**Records shown:**
»»

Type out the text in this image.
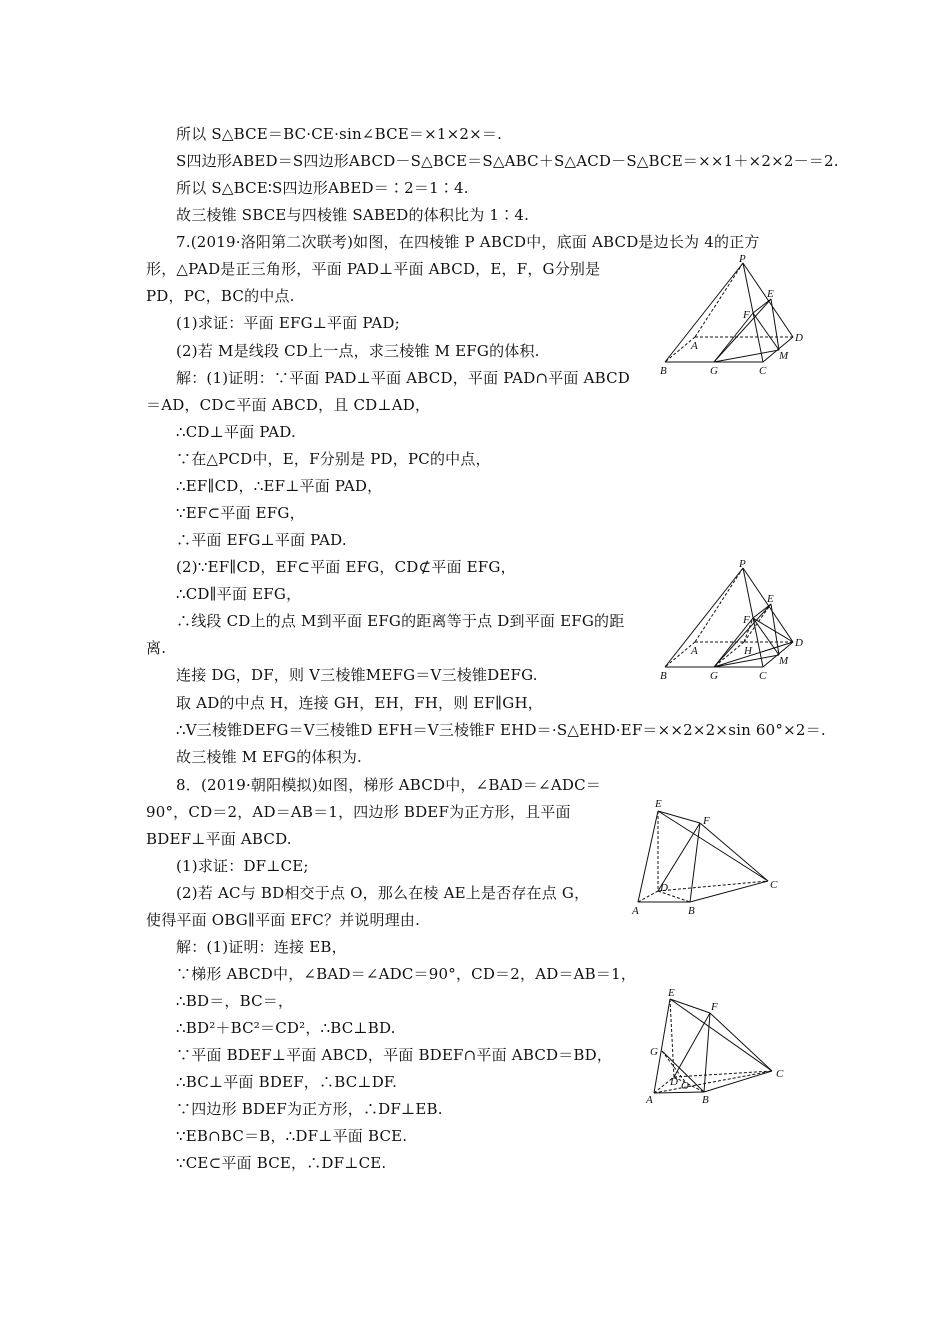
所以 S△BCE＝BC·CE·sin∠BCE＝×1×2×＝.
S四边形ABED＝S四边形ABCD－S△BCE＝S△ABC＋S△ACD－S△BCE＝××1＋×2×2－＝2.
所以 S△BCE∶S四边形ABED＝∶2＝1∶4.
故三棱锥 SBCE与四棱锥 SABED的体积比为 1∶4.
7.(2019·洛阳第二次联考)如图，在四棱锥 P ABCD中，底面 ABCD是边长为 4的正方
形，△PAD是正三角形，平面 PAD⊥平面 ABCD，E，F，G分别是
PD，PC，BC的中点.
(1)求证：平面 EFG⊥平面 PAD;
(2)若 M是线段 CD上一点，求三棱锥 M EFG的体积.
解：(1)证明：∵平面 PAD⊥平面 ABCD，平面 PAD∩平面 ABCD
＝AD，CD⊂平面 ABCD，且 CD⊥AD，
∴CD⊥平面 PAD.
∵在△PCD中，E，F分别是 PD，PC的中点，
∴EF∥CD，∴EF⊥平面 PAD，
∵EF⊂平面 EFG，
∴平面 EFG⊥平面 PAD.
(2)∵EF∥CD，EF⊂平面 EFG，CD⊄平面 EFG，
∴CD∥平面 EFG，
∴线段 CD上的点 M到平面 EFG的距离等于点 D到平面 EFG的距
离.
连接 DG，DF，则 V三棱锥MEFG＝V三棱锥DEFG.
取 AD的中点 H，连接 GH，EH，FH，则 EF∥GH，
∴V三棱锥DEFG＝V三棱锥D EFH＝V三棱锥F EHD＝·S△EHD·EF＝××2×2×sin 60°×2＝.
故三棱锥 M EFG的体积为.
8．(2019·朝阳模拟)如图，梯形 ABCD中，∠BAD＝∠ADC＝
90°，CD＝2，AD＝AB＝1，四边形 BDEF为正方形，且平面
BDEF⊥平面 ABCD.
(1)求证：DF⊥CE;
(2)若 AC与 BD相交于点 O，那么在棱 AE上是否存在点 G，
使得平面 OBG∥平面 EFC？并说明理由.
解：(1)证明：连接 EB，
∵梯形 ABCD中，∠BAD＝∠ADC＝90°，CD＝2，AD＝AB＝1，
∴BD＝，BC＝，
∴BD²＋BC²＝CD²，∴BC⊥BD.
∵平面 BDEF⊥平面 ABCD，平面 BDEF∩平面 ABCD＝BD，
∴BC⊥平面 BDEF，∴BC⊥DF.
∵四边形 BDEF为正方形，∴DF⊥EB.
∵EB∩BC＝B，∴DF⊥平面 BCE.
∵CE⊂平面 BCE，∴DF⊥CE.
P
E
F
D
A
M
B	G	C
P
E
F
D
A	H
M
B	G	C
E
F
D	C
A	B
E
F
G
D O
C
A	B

««
»»

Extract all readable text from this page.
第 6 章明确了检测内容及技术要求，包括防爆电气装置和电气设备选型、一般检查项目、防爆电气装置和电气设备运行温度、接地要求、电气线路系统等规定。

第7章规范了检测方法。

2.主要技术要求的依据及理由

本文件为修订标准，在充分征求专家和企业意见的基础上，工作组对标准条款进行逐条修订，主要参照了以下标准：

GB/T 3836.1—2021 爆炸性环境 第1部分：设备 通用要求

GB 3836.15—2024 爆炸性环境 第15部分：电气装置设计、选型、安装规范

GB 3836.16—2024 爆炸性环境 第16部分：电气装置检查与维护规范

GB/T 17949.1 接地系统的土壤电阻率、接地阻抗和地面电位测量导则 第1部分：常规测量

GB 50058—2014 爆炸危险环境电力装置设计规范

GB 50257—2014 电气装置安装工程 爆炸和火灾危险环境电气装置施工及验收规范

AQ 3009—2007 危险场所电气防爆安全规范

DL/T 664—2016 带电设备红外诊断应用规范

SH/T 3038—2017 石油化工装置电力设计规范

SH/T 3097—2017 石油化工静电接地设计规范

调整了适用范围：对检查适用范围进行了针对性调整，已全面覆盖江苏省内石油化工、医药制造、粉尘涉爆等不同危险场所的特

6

««

**Task instructions:**
Point out every line holding the string "BDEF为正方形" and copy it.

**Task solution:**
90°，CD＝2，AD＝AB＝1，四边形 BDEF为正方形，且平面
∵四边形 BDEF为正方形，∴DF⊥EB.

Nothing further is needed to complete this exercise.